MATERIAL PROVIDED »
--- BEGIN ---

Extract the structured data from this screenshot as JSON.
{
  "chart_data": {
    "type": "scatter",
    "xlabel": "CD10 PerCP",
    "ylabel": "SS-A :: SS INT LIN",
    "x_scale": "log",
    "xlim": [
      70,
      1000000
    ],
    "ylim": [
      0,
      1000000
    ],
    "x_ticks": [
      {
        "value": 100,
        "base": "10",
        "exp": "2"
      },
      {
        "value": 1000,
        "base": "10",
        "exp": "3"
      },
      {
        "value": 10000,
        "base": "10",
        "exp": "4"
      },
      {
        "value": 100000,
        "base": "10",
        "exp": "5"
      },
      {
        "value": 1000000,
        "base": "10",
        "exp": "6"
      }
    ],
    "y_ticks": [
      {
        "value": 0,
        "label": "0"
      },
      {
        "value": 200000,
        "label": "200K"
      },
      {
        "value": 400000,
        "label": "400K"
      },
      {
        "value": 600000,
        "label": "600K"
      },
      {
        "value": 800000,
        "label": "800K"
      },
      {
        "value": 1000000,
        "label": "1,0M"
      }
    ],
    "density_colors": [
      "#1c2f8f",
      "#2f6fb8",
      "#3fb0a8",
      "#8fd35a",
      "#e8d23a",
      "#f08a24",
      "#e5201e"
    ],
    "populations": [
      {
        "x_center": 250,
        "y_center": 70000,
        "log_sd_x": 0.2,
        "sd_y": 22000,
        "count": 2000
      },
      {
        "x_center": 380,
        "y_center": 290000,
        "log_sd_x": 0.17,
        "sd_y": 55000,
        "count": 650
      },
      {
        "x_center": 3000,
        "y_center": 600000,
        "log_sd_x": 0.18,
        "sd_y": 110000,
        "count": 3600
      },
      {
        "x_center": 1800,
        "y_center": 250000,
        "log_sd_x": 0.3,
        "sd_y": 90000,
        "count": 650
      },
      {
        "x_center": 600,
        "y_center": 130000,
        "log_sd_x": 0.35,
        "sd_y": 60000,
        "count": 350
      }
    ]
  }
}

--- END ---

EXERCISE »
Show all lines from the listing above in which "count" appears.

EXERCISE OUTPUT »
        "count": 2000
        "count": 650
        "count": 3600
        "count": 650
        "count": 350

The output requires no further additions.